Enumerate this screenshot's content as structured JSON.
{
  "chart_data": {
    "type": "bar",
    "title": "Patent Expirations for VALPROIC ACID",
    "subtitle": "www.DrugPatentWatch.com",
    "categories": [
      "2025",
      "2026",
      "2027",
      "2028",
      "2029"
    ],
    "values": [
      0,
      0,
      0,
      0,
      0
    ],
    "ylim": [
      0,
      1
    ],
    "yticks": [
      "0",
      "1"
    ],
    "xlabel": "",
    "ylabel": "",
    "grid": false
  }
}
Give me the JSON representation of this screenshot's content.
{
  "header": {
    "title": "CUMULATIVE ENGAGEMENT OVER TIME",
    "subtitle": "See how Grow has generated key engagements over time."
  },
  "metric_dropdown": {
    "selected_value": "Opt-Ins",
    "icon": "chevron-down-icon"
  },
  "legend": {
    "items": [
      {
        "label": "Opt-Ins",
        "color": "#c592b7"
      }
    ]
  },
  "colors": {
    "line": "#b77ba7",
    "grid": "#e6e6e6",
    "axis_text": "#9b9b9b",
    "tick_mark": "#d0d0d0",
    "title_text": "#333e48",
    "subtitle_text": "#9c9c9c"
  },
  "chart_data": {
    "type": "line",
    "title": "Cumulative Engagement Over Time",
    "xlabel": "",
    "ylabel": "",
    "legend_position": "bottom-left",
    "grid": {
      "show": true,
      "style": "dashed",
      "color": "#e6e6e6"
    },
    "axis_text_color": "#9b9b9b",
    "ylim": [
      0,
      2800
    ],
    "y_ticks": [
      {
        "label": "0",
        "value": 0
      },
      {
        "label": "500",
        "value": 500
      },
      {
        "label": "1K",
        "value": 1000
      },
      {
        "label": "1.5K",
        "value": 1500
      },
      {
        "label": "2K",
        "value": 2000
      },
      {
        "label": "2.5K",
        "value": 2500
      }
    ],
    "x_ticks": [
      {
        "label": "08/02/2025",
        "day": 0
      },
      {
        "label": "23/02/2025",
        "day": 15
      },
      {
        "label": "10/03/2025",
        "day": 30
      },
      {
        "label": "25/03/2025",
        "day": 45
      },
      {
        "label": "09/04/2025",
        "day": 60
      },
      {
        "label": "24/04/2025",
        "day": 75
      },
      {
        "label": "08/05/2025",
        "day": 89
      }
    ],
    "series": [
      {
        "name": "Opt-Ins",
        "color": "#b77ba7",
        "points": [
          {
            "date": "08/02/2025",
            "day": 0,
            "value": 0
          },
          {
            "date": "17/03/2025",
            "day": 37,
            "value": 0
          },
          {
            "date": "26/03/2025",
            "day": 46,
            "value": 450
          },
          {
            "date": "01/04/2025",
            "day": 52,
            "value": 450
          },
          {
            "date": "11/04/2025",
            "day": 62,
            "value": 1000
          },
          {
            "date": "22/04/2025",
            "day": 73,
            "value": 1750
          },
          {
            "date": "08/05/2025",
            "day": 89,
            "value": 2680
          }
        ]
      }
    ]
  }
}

JOB.
Scan the entries above. Copy each line that has the string "date".

SOLVED EXERCISE.
            "date": "08/02/2025",
            "date": "17/03/2025",
            "date": "26/03/2025",
            "date": "01/04/2025",
            "date": "11/04/2025",
            "date": "22/04/2025",
            "date": "08/05/2025",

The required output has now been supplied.